◆ The exercise ◆
What is the number of lines in the data holding the word "deze"? Give that number by itself.

*** Input

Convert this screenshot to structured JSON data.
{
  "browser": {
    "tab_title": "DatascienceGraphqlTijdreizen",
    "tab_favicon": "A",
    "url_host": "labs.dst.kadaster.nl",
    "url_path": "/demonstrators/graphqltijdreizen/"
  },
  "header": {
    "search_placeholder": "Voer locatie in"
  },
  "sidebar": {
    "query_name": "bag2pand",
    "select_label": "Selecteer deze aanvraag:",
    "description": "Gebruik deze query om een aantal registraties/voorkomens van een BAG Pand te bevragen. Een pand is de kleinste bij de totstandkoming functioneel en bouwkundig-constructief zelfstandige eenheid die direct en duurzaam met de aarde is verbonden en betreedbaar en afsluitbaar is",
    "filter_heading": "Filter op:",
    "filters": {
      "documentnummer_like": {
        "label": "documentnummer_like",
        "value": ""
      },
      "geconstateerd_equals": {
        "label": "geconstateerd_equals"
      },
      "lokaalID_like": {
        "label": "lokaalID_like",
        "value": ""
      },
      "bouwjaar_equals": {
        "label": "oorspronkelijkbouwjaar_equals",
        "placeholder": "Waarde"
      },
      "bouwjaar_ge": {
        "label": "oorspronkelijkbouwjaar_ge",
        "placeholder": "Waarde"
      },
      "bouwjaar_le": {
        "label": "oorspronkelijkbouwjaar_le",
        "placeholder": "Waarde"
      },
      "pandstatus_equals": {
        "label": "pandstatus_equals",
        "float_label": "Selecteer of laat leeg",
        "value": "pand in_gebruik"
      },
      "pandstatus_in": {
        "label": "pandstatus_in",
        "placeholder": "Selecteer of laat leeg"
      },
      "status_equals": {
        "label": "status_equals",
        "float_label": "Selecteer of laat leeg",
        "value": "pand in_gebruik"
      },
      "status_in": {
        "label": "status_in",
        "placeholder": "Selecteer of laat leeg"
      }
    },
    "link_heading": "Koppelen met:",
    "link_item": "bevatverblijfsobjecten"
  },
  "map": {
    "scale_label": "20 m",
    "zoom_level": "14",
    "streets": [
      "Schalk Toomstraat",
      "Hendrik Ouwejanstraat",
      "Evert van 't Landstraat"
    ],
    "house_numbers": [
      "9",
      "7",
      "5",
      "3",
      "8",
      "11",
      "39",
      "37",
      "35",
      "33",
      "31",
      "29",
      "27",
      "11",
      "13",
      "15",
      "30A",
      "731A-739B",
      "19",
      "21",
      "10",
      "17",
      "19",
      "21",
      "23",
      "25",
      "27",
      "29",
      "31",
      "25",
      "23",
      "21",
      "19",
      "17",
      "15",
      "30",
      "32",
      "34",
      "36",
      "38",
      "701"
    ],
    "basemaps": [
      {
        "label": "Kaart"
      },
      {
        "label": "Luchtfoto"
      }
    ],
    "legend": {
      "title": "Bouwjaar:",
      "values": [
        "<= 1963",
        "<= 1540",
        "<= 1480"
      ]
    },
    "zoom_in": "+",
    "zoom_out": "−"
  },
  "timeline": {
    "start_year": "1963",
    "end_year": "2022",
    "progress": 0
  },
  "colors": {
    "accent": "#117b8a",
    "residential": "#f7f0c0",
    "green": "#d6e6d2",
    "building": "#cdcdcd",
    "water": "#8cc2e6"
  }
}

******

◆ Exercise response ◆
2